[Entries]:
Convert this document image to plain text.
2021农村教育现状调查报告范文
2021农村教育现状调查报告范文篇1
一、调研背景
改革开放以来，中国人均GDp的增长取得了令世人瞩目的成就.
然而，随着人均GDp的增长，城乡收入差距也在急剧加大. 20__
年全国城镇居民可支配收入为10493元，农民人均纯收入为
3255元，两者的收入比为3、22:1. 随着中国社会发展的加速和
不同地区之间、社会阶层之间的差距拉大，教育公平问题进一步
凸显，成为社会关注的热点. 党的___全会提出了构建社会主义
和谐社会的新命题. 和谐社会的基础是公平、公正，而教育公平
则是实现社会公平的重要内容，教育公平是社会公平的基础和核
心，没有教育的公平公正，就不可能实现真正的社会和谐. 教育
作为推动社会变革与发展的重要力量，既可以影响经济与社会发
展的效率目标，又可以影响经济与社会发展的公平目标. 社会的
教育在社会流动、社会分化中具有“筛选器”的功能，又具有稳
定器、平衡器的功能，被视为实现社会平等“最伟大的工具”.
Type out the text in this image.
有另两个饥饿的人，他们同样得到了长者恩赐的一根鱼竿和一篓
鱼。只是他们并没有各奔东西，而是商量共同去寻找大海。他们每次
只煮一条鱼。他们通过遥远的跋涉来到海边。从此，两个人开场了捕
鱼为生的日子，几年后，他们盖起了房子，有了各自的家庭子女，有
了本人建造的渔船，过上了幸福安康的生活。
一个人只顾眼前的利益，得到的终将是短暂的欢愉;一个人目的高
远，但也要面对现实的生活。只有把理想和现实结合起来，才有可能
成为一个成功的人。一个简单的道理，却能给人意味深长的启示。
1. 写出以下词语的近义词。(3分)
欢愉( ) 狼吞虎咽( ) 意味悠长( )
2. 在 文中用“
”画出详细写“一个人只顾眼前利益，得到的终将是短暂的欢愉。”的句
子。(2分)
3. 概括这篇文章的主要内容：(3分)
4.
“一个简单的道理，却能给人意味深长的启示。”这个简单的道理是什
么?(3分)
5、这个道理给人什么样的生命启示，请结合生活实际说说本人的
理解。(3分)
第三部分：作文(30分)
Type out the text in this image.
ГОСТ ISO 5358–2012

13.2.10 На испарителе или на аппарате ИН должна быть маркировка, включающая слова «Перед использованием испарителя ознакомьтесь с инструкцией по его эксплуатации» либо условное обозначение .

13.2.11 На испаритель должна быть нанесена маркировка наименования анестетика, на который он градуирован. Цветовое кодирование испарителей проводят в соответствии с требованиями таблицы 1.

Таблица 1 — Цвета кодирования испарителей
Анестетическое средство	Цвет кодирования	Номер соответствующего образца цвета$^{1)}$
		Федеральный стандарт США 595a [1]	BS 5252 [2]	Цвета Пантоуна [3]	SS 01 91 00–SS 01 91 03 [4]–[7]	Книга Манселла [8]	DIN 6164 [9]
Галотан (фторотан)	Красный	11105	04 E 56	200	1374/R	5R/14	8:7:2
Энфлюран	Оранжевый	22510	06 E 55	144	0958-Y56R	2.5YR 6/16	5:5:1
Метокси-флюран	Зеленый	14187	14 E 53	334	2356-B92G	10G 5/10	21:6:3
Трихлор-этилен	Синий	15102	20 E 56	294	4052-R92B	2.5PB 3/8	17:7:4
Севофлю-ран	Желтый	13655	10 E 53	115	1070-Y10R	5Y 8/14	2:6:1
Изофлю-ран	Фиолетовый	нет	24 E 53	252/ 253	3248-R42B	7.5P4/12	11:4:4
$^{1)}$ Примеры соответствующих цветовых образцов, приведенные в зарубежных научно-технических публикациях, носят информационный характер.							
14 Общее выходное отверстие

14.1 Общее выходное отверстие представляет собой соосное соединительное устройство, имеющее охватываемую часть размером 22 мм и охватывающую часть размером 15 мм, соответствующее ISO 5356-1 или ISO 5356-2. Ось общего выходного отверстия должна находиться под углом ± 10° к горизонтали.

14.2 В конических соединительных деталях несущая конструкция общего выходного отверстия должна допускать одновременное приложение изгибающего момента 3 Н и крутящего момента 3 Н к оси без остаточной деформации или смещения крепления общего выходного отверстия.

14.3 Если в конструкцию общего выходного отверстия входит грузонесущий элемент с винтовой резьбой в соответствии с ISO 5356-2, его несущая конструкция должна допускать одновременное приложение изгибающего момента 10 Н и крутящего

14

[Directive]:
Pick out all lines from the data above in which the word "соответствии" appears.

[Reply to the task]:
13.2.11 На испаритель должна быть нанесена маркировка наименования анестетика, на который он градуирован. Цветовое кодирование испарителей проводят в соответствии с требованиями таблицы 1.
14.3 Если в конструкцию общего выходного отверстия входит грузонесущий элемент с винтовой резьбой в соответствии с ISO 5356-2, его несущая конструкция должна допускать одновременное приложение изгибающего момента 10 Н и крутящего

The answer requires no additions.